— BEGIN Data shown —

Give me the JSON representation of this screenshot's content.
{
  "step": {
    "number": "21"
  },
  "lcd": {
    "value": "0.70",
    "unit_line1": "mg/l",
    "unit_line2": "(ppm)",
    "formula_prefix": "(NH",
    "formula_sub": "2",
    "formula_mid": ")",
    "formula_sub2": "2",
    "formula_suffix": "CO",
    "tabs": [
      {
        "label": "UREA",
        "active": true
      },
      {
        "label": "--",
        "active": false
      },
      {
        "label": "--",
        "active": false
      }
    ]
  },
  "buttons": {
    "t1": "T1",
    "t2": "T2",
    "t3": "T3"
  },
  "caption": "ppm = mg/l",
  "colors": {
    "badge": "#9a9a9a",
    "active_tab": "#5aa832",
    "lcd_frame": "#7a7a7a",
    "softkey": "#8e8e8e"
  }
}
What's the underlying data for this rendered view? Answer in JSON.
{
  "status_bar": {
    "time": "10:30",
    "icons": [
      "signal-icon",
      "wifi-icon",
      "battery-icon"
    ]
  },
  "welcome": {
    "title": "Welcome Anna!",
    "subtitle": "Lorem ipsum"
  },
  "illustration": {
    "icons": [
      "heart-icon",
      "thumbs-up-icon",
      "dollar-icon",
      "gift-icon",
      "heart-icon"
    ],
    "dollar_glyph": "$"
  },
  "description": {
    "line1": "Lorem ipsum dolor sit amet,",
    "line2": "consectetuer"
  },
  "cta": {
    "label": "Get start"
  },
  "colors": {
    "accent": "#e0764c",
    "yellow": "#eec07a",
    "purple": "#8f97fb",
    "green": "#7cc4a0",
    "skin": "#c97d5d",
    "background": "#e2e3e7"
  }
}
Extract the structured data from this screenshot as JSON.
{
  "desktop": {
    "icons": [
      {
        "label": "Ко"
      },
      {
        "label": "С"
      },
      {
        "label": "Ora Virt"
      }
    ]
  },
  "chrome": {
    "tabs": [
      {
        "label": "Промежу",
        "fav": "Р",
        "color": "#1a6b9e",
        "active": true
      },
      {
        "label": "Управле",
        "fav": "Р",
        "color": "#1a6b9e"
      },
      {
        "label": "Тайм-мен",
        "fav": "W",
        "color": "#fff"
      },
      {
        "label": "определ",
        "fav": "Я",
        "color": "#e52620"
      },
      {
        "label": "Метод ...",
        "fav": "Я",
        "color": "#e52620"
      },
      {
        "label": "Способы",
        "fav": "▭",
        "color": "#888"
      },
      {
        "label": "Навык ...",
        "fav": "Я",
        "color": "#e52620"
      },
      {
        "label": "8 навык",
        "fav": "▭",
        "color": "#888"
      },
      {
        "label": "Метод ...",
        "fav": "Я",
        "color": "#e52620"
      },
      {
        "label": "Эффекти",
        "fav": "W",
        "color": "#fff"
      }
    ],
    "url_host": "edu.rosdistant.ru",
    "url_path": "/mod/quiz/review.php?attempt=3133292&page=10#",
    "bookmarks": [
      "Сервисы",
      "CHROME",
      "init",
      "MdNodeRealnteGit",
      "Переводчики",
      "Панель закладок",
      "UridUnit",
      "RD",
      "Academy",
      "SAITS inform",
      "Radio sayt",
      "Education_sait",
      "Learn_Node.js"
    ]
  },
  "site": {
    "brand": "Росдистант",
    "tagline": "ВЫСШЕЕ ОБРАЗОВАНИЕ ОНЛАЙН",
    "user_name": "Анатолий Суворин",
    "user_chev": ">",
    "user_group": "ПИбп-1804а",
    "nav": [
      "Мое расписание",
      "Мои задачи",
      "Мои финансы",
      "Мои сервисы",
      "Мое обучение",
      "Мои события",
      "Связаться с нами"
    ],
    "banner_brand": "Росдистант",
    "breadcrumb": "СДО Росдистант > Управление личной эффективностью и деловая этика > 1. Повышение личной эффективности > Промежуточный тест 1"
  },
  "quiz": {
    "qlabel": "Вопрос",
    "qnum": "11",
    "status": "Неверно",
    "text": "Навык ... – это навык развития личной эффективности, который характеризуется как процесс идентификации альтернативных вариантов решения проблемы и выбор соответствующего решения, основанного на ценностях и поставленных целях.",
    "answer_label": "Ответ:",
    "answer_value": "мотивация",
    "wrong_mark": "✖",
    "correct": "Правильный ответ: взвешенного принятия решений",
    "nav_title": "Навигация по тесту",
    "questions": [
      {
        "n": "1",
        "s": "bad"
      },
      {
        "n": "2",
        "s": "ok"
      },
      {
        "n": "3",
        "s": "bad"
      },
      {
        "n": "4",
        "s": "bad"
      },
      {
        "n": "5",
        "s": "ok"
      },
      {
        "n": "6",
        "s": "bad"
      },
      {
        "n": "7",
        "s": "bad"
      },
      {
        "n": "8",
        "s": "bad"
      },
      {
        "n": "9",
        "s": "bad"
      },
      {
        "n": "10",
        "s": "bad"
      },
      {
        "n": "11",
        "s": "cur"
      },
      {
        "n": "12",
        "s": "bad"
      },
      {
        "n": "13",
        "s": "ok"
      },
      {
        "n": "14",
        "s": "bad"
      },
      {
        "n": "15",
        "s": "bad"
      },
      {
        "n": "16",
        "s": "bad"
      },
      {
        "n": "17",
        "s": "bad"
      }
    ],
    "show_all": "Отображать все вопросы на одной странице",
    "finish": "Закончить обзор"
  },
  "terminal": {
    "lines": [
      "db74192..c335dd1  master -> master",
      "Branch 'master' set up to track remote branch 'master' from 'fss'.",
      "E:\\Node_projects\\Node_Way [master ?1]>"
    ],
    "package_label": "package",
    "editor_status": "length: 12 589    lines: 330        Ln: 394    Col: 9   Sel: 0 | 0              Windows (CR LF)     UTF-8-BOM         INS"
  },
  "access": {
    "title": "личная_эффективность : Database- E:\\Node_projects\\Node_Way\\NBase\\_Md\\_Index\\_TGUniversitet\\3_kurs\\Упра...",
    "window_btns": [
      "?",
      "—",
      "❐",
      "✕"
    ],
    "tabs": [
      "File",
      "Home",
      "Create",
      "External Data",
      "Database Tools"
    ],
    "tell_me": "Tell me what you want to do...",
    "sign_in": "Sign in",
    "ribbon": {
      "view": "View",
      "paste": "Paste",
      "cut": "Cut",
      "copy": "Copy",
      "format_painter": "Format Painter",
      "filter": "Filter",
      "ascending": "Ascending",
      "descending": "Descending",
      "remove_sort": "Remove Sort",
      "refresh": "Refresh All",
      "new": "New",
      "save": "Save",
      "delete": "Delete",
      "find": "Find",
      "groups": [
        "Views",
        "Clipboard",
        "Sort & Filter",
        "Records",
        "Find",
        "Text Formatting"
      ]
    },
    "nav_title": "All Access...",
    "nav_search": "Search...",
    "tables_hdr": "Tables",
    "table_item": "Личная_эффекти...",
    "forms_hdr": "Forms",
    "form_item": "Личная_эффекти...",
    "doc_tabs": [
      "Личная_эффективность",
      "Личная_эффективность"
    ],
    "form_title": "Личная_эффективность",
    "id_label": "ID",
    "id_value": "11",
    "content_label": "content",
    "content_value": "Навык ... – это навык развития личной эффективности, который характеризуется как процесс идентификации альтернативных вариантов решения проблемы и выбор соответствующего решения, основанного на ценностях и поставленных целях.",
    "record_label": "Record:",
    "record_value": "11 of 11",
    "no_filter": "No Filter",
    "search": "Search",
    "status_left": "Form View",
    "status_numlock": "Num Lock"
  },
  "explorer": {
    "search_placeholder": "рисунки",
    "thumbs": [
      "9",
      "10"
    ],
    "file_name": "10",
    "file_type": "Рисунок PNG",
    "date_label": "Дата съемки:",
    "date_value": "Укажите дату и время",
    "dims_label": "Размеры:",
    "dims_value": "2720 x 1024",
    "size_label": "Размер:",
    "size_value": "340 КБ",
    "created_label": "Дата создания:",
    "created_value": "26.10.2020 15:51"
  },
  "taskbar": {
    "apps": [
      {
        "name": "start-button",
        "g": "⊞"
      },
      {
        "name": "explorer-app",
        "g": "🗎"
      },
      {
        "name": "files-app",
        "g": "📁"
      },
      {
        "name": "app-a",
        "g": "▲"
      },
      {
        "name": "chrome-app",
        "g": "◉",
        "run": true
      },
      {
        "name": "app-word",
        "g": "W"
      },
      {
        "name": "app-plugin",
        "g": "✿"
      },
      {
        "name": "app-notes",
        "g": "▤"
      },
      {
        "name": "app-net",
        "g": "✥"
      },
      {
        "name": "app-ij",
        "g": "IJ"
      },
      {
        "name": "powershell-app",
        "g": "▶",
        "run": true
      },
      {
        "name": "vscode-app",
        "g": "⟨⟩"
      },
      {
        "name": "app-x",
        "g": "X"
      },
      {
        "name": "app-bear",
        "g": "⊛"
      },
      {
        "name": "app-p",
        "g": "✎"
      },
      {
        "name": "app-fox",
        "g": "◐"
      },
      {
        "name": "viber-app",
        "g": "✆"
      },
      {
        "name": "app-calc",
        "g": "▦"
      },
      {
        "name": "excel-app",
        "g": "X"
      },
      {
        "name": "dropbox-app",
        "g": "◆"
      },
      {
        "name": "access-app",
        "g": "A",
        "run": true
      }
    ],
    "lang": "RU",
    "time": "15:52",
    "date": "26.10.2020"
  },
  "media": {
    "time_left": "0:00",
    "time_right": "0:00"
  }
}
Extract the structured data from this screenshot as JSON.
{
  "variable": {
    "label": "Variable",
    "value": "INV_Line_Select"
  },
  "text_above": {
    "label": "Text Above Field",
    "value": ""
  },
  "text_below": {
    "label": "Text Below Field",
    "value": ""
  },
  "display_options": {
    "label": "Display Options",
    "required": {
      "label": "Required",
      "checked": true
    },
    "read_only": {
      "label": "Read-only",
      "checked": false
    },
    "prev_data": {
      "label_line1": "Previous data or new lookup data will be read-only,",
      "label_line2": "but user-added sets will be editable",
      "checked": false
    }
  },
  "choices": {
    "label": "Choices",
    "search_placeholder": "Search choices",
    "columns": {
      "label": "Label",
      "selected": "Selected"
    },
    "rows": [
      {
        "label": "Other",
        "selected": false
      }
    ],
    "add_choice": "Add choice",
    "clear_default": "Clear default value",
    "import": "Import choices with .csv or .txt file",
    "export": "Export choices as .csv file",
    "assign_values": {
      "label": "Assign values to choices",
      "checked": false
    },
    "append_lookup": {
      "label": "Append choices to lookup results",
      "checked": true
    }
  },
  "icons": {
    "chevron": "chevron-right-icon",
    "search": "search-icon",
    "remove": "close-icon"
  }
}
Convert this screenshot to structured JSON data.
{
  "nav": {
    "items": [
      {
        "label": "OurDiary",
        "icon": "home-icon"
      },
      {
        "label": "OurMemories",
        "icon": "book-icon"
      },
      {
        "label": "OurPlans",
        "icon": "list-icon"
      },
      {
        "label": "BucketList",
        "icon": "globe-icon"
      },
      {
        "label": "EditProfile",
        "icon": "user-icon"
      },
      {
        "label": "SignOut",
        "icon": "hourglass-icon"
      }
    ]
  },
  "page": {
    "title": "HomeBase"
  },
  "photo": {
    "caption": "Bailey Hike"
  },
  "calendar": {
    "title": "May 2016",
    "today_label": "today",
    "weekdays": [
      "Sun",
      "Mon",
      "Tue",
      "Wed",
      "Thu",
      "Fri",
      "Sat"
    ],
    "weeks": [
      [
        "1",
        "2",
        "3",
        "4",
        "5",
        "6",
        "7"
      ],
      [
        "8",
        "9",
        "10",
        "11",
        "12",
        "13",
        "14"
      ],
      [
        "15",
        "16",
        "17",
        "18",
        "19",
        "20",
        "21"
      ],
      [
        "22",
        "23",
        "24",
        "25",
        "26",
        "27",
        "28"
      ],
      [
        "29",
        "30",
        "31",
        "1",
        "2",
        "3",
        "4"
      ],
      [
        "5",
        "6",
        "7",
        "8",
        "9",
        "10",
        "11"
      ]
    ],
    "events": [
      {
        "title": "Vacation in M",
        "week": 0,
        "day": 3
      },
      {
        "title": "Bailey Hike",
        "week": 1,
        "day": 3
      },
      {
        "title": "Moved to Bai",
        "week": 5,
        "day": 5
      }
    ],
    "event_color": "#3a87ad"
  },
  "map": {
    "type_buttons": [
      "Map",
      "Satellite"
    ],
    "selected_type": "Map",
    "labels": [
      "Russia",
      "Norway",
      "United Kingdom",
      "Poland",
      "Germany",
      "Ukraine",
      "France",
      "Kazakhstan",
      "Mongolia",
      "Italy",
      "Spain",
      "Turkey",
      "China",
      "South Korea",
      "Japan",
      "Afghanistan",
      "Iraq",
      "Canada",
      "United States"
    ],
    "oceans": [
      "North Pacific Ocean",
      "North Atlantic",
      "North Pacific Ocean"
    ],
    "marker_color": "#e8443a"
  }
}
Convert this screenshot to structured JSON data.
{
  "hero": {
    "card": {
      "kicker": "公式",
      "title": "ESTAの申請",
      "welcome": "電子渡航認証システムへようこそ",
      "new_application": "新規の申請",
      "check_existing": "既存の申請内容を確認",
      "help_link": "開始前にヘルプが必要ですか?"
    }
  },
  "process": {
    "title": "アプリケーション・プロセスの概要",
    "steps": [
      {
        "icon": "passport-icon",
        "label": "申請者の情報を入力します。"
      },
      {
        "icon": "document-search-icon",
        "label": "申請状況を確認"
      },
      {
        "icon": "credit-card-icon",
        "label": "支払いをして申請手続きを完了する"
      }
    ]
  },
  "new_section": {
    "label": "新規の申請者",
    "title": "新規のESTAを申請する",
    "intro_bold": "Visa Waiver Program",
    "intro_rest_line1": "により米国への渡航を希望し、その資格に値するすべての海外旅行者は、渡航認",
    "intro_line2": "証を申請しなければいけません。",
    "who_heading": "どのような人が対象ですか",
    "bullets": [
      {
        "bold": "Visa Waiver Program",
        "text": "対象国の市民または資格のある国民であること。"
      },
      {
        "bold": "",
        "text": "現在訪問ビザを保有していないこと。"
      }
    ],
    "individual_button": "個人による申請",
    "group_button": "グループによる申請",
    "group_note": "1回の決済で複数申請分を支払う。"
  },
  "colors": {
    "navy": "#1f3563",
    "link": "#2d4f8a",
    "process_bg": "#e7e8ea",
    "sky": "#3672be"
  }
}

— END Data shown —

## What is being asked
Report the number of lines of the listing above that hold the string "решения", with no other text.

## Written solution
2